>> start PROVIDED MATERIAL

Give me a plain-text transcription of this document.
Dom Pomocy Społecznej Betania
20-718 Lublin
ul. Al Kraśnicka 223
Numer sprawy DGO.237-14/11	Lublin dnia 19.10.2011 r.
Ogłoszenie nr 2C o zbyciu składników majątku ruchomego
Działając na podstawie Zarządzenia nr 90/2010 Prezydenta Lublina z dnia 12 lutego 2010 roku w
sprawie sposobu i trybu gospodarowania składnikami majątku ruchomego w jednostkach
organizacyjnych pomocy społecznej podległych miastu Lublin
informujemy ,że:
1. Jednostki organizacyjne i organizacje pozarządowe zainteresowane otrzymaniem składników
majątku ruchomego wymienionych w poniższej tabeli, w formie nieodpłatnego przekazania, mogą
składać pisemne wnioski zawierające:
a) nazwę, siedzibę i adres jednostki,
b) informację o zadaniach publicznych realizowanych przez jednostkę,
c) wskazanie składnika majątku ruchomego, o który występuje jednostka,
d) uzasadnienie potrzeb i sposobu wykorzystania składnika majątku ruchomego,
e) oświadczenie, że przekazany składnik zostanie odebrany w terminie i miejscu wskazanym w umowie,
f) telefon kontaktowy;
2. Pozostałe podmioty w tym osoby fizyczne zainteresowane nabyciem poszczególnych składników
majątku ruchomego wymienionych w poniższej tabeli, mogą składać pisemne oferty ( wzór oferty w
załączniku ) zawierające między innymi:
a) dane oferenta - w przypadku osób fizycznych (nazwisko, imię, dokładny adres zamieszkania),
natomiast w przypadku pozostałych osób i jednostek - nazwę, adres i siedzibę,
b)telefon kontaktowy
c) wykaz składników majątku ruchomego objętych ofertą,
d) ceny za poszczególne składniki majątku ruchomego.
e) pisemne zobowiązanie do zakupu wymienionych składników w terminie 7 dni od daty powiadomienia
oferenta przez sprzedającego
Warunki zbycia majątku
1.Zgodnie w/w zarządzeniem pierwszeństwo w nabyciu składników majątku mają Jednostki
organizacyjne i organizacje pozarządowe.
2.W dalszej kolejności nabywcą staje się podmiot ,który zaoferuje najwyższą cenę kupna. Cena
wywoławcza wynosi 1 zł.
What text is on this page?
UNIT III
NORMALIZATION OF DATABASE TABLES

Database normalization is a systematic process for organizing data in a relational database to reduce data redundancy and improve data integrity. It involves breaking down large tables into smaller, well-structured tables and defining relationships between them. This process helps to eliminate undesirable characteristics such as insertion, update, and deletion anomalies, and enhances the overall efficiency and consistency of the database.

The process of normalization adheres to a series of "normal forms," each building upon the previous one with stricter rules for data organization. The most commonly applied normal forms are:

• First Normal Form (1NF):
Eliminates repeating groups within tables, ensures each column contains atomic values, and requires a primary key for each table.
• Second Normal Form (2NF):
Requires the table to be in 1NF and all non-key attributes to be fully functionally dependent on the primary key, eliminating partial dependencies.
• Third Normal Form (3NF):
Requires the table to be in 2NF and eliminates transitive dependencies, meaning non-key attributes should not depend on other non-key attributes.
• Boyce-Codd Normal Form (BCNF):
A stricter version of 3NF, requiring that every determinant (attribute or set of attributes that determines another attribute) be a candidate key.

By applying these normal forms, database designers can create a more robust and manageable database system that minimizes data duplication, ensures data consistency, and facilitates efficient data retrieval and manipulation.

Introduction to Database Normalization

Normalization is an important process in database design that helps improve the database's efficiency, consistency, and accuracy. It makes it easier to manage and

>> end PROVIDED MATERIAL

From the listing above, report the number of lines containing the string "składać", without any accompanying remarks.

2